_What is asked_
Restate all the material verbatim, except for the pictures.

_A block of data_

==========

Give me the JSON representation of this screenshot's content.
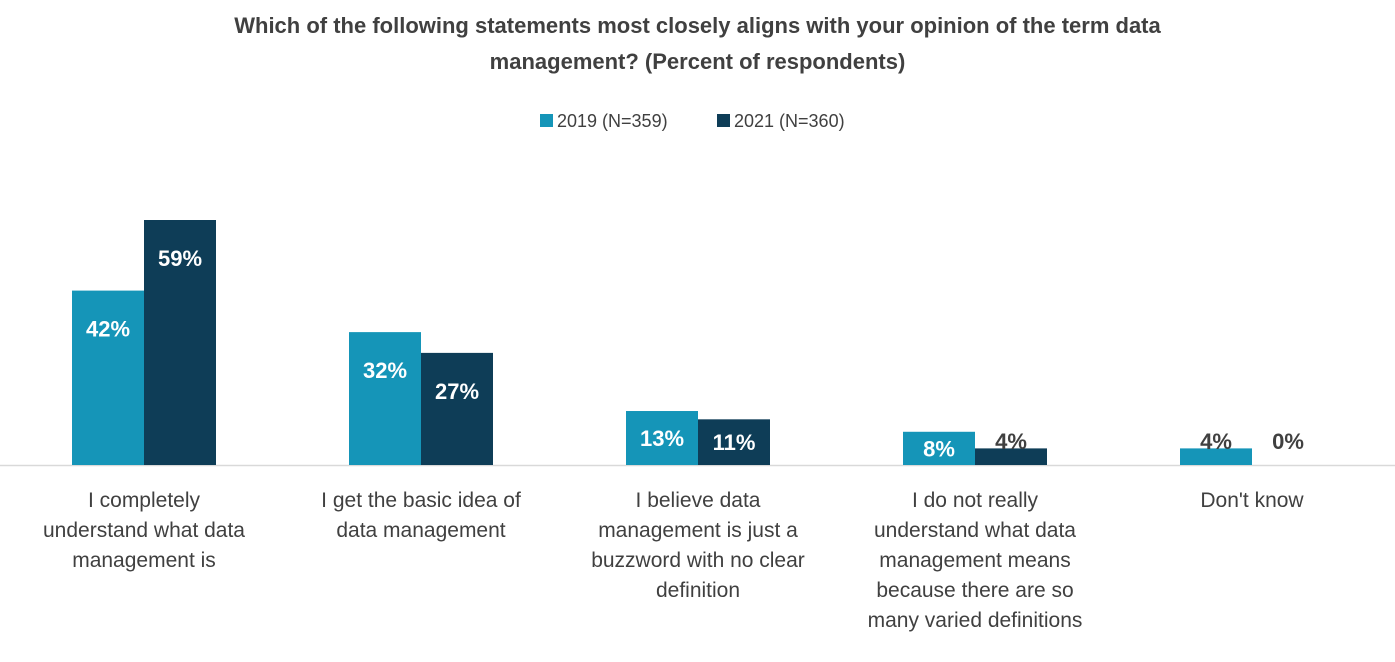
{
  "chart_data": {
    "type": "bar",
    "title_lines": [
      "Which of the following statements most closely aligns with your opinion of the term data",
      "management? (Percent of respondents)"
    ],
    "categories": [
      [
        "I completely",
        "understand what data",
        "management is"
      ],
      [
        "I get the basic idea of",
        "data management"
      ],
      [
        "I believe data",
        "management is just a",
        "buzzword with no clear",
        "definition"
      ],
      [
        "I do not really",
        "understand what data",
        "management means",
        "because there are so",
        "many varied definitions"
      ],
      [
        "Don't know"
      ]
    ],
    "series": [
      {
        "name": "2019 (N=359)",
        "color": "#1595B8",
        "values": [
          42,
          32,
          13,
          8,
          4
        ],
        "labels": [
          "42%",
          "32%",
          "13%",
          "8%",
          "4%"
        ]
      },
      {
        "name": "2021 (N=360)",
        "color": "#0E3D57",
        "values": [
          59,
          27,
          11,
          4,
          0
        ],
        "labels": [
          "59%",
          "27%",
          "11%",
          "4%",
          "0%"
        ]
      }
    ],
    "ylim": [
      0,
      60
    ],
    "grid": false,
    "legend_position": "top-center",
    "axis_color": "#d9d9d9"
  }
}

==========

_Exercise result_
Give me the JSON representation of this screenshot's content.
{
  "chart_data": {
    "type": "bar",
    "title_lines": [
      "Which of the following statements most closely aligns with your opinion of the term data",
      "management? (Percent of respondents)"
    ],
    "categories": [
      [
        "I completely",
        "understand what data",
        "management is"
      ],
      [
        "I get the basic idea of",
        "data management"
      ],
      [
        "I believe data",
        "management is just a",
        "buzzword with no clear",
        "definition"
      ],
      [
        "I do not really",
        "understand what data",
        "management means",
        "because there are so",
        "many varied definitions"
      ],
      [
        "Don't know"
      ]
    ],
    "series": [
      {
        "name": "2019 (N=359)",
        "color": "#1595B8",
        "values": [
          42,
          32,
          13,
          8,
          4
        ],
        "labels": [
          "42%",
          "32%",
          "13%",
          "8%",
          "4%"
        ]
      },
      {
        "name": "2021 (N=360)",
        "color": "#0E3D57",
        "values": [
          59,
          27,
          11,
          4,
          0
        ],
        "labels": [
          "59%",
          "27%",
          "11%",
          "4%",
          "0%"
        ]
      }
    ],
    "ylim": [
      0,
      60
    ],
    "grid": false,
    "legend_position": "top-center",
    "axis_color": "#d9d9d9"
  }
}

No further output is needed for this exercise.